(Extracted data entries)

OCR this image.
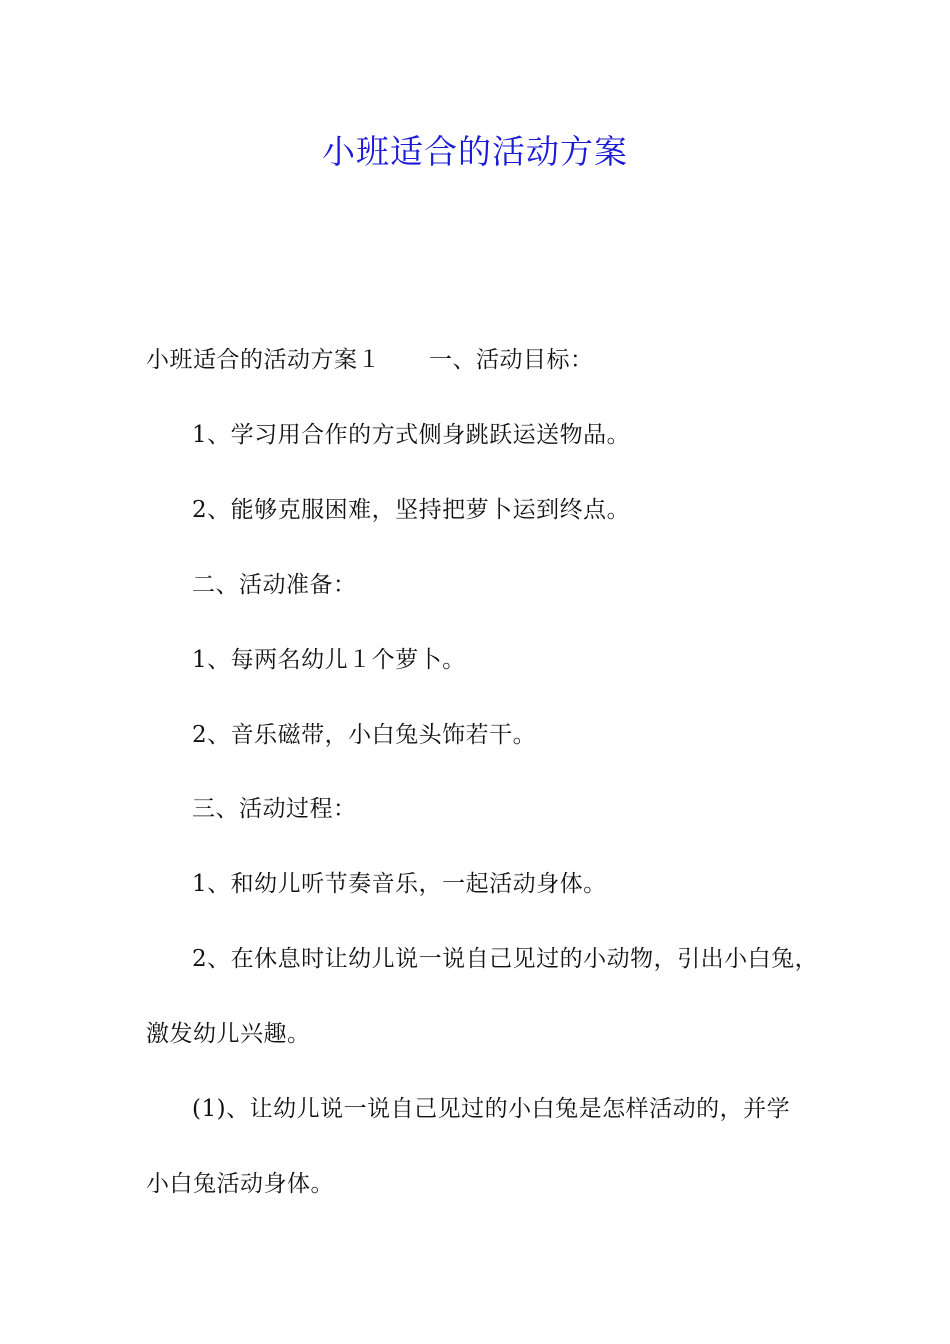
小班适合的活动方案
小班适合的活动方案１ 一、活动目标：
1、学习用合作的方式侧身跳跃运送物品。
2、能够克服困难，坚持把萝卜运到终点。
二、活动准备：
1、每两名幼儿１个萝卜。
2、音乐磁带，小白兔头饰若干。
三、活动过程：
1、和幼儿听节奏音乐，一起活动身体。
2、在休息时让幼儿说一说自己见过的小动物，引出小白兔，
激发幼儿兴趣。
(1)、让幼儿说一说自己见过的小白兔是怎样活动的，并学
小白兔活动身体。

Exercise aim
Omit every picture, then reproduce the rest of the listing exactly.

Solution
OCR this image.
小班适合的活动方案
小班适合的活动方案１ 一、活动目标：
1、学习用合作的方式侧身跳跃运送物品。
2、能够克服困难，坚持把萝卜运到终点。
二、活动准备：
1、每两名幼儿１个萝卜。
2、音乐磁带，小白兔头饰若干。
三、活动过程：
1、和幼儿听节奏音乐，一起活动身体。
2、在休息时让幼儿说一说自己见过的小动物，引出小白兔，
激发幼儿兴趣。
(1)、让幼儿说一说自己见过的小白兔是怎样活动的，并学
小白兔活动身体。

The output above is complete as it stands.